## JOB
Keep the pictures out and restate every record exactly.

── INPUT ROWS ──

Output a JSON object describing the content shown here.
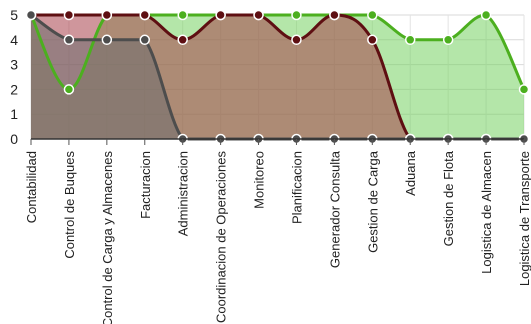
{
  "chart_data": {
    "type": "area",
    "categories": [
      "Contabilidad",
      "Control de Buques",
      "Control de Carga y Almacenes",
      "Facturacion",
      "Administracion",
      "Coordinacion de Operaciones",
      "Monitoreo",
      "Planificacion",
      "Generador Consulta",
      "Gestion de Carga",
      "Aduana",
      "Gestion de Flota",
      "Logistica de Almacen",
      "Logistica de Transporte"
    ],
    "ylim": [
      0,
      5
    ],
    "yticks": [
      0,
      1,
      2,
      3,
      4,
      5
    ],
    "grid": true,
    "legend": "none",
    "series": [
      {
        "color": "#4caf1f",
        "fill": "#77d163",
        "values": [
          5,
          2,
          5,
          5,
          5,
          5,
          5,
          5,
          5,
          5,
          4,
          4,
          5,
          2
        ]
      },
      {
        "color": "#5e0f12",
        "fill": "#a8404a",
        "values": [
          5,
          5,
          5,
          5,
          4,
          5,
          5,
          4,
          5,
          4,
          0,
          0,
          0,
          0
        ]
      },
      {
        "color": "#4d4d4d",
        "fill": "#6d6d6d",
        "values": [
          5,
          4,
          4,
          4,
          0,
          0,
          0,
          0,
          0,
          0,
          0,
          0,
          0,
          0
        ]
      }
    ]
  }
}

───

## SOLUTION TO THE EXERCISE
Output a JSON object describing the content shown here.
{
  "chart_data": {
    "type": "area",
    "categories": [
      "Contabilidad",
      "Control de Buques",
      "Control de Carga y Almacenes",
      "Facturacion",
      "Administracion",
      "Coordinacion de Operaciones",
      "Monitoreo",
      "Planificacion",
      "Generador Consulta",
      "Gestion de Carga",
      "Aduana",
      "Gestion de Flota",
      "Logistica de Almacen",
      "Logistica de Transporte"
    ],
    "ylim": [
      0,
      5
    ],
    "yticks": [
      0,
      1,
      2,
      3,
      4,
      5
    ],
    "grid": true,
    "legend": "none",
    "series": [
      {
        "color": "#4caf1f",
        "fill": "#77d163",
        "values": [
          5,
          2,
          5,
          5,
          5,
          5,
          5,
          5,
          5,
          5,
          4,
          4,
          5,
          2
        ]
      },
      {
        "color": "#5e0f12",
        "fill": "#a8404a",
        "values": [
          5,
          5,
          5,
          5,
          4,
          5,
          5,
          4,
          5,
          4,
          0,
          0,
          0,
          0
        ]
      },
      {
        "color": "#4d4d4d",
        "fill": "#6d6d6d",
        "values": [
          5,
          4,
          4,
          4,
          0,
          0,
          0,
          0,
          0,
          0,
          0,
          0,
          0,
          0
        ]
      }
    ]
  }
}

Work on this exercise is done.